> [Excerpted passage]
Great. I will let you know when I have a minute.

Sorry about your mum. ❤️

Wedonttalkaboutboris · 08/03/2025 18:06

I’m also struggling with the ‘hope your mums doing well’ which was poorly worded. She’s getting sicker and struggling and she’s not going to get better? But a few people have said things along this line, ‘Hope your mums feeling better’, so I know it’s common for people not to find the right words.

OP posts:
SunshineAndFizz · 08/03/2025 18:08

I had a similar situation - she was a 'good' friend for a few years, bridesmaids etc. but over time dynamics changed and I felt like I was doing all the work to keep in touch - always messaging first or suggesting meeting up.

My husband's mum was given 6 months to live and I told friend about it, and consciously didn't message her to see how long it would take her to get in touch with me. That was 2017 and I'm still waiting.

On reflection, she was a 'fun time' friend friend that was right for me at the time - we were both young, single and enjoyed the same things. As life went on we changed as people and were no longer a priority for each other.

BrunetteBarbie94 · 08/03/2025 18:09

I've been there sadly. Honestly, for me personally my life got so much better when I decided to only focus on my friends who reciprocated my energy.

There are definitely people who drop out of the world when they are struggling BUT as a PP said its unforgivable if they drop away when you need them the most.

It doesn't sound very much like she is interested in supporting you. Just wants everything to be on her terms.

Imbusytodaysorry · 08/03/2025 18:16

@Wedonttalkaboutboris ypu are there to fill the time when she is at a loose end .
You told her your mum had at best a year to live and she hasn’t once checked In.

Do not reply . Go about your life and forget about the txt /her.

EdithStourton · 08/03/2025 18:17

I think it's time to let this one go.

> [Work order A] In the forum thread, substitute "2019" for "2017" and write out everything from "I’m also struggling" down to "I'm still waiting.".
> [Work order B] State whether each statement agrees with the forum thread, answering yes or no and quoting the words that decide it: (i) SunshineAndFizz's husband's mum was given 6 months to live. (ii) BrunetteBarbie94 says her life got worse once she focused only on friends who reciprocated her energy. (iii) Imbusytodaysorry advises against replying to the message.
> [Work order C] Carry on the forum thread after its final sentence, "I think it's time to let this one go."
The rows have no connection to the forum thread.

> [Data under study]

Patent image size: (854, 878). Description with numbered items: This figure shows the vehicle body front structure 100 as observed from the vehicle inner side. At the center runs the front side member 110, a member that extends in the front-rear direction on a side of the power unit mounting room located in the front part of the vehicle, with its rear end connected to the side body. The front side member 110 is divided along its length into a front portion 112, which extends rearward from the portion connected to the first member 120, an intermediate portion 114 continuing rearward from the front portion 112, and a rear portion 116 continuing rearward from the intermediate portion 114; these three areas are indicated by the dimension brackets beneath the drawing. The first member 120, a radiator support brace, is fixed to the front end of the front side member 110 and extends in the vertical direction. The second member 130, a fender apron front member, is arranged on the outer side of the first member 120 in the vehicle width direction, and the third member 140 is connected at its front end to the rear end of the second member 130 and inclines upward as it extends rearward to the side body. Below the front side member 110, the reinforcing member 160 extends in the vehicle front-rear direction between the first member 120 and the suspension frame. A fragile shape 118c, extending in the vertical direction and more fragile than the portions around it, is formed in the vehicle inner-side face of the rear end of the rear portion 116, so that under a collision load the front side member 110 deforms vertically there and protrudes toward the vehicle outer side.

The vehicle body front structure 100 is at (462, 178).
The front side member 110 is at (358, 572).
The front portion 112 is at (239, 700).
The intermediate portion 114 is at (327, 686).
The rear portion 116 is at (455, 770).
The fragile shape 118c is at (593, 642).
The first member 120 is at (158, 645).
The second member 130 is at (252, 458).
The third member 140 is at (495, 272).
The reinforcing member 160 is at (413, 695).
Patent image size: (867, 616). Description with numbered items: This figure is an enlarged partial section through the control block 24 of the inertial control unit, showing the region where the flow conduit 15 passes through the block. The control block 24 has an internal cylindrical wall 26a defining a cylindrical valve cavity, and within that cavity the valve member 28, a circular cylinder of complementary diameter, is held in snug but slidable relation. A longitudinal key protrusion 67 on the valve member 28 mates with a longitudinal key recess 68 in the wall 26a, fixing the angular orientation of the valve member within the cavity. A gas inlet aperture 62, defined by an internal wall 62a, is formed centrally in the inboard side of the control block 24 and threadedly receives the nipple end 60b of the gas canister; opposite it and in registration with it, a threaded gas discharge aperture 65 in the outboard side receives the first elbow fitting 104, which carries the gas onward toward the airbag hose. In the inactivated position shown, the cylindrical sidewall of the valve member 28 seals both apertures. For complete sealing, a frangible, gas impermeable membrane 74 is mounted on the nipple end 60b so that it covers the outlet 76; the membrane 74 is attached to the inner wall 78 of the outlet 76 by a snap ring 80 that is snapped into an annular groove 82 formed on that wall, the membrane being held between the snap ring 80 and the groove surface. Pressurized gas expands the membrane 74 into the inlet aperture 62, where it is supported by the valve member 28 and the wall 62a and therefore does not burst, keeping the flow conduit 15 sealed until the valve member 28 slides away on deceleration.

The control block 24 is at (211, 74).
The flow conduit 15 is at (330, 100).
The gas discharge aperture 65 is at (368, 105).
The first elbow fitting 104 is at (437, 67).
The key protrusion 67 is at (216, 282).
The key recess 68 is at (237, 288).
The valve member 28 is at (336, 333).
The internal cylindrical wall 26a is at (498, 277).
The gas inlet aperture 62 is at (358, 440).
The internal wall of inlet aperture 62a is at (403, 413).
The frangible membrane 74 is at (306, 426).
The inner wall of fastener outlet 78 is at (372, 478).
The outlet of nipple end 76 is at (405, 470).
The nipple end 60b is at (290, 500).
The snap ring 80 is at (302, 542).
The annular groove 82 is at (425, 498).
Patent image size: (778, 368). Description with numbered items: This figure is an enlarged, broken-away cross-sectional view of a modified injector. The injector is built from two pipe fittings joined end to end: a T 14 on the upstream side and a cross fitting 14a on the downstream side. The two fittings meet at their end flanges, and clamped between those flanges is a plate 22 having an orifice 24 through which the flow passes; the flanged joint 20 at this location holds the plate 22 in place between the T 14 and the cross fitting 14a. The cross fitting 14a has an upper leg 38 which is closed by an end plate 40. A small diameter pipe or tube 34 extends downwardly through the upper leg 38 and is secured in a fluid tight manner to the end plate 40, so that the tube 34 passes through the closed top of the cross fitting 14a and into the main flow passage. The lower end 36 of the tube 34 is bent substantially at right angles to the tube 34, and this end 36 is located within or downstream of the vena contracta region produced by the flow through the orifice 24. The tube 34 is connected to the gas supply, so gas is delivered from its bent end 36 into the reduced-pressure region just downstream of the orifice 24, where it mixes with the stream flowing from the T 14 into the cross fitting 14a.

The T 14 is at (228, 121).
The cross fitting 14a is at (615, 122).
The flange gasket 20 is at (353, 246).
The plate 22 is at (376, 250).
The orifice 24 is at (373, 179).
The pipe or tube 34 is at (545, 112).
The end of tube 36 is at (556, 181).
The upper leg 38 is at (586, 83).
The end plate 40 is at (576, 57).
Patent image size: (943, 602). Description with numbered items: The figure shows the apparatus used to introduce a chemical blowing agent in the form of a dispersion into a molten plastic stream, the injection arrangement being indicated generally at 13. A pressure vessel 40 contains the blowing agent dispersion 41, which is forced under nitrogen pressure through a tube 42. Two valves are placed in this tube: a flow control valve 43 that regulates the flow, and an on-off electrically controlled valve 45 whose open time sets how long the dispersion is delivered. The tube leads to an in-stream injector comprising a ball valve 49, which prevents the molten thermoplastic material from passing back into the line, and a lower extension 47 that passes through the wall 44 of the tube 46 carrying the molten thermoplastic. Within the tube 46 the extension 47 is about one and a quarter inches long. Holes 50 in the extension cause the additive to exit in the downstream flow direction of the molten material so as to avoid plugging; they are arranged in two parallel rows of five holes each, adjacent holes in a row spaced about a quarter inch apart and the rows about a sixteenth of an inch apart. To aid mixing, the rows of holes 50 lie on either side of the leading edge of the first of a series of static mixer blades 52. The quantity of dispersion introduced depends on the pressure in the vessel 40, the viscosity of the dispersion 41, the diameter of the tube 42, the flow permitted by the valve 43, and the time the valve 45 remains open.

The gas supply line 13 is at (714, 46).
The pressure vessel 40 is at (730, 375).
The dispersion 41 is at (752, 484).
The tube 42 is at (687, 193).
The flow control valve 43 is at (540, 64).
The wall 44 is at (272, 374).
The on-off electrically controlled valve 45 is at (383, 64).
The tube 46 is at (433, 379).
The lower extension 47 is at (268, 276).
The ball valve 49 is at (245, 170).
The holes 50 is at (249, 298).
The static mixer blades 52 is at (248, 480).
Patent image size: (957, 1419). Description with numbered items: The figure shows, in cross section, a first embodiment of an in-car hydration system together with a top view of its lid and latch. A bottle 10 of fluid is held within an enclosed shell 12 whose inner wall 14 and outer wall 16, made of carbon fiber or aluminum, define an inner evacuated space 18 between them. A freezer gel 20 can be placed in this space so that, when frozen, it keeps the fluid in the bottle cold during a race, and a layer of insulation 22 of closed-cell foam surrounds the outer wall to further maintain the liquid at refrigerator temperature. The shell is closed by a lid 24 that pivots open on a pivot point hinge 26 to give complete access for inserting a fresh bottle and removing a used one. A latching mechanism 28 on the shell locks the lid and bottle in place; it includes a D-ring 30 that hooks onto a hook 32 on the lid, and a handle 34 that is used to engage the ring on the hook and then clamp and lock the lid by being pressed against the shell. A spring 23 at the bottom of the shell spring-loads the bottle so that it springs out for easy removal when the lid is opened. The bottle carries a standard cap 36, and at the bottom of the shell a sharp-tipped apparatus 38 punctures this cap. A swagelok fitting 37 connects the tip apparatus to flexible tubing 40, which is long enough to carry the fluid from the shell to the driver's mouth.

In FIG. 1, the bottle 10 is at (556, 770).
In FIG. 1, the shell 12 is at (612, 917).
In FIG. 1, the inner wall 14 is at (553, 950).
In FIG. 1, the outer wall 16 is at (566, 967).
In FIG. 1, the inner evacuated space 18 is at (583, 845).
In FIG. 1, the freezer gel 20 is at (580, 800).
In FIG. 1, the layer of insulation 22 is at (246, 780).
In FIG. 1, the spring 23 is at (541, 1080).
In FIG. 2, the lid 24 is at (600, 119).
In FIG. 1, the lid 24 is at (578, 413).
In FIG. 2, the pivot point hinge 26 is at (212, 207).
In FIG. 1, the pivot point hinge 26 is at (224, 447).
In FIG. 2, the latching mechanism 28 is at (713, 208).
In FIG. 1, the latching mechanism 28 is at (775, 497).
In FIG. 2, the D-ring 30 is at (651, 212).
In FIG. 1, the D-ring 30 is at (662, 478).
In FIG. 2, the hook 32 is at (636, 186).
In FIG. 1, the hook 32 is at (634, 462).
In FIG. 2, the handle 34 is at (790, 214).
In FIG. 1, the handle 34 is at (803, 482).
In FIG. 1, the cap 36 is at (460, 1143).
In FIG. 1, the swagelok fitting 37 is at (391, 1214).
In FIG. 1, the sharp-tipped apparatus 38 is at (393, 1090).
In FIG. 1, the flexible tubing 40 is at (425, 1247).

> [Written answer A]
I’m also struggling with the ‘hope your mums doing well’ which was poorly worded. She’s getting sicker and struggling and she’s not going to get better? But a few people have said things along this line, ‘Hope your mums feeling better’, so I know it’s common for people not to find the right words.

OP posts:
SunshineAndFizz · 08/03/2025 18:08

I had a similar situation - she was a 'good' friend for a few years, bridesmaids etc. but over time dynamics changed and I felt like I was doing all the work to keep in touch - always messaging first or suggesting meeting up.

My husband's mum was given 6 months to live and I told friend about it, and consciously didn't message her to see how long it would take her to get in touch with me. That was 2019 and I'm still waiting.

> [Written answer B]
(i) Yes: "My husband's mum was given 6 months to live"
(ii) No: "my life got so much better when I decided to only focus on my friends who reciprocated my energy"
(iii) Yes: "Do not reply"

> [Written answer C]
It's tough with someone you've been close to, but there comes a time when the one-sidedness is just too much. I just can't be bothered with people like that.

crushedbandicoot · 08/03/2025 18:20

Wedonttalkaboutboris · 08/03/2025 18:06

I’m also struggling with the ‘hope your mums doing well’ which was poorly worded. She’s getting sicker and struggling and she’s not going to get better? But a few people have said things along this line, ‘Hope your mums feeling better’, so I know it’s common for people not to find the right words.

I’m in the same situation with both my parents. I don’t know why people say this, it’s not helping.

One of my friends just wrote ”Sorry about your dad, I hope you get to spend as much time as possible together. Thinking of you.”

And it was just what I needed to hear.

melonalone · 08/03/2025 18:44

I would ask her if she meant to contact you. If she says yes I would say I’m surprised to hear from her, and that it’s good of her to take time out of her very busy schedule to contact you (insert eye roll). Unfortunately you have your own busy schedule with your family and your terminally ill mother, so you don’t have time for her. All the best and cheerio.

I am dying to know what her job is that she’s sooooooo busy. Ignorant cow.

cherrylips · 08/03/2025 18:54

I wonder if she’s really busy with work, this newish relationship and spending time with a new step child, and that’s the reason why she hasn’t offered support regarding your mum. She may regret not reaching out to you at some point in the future.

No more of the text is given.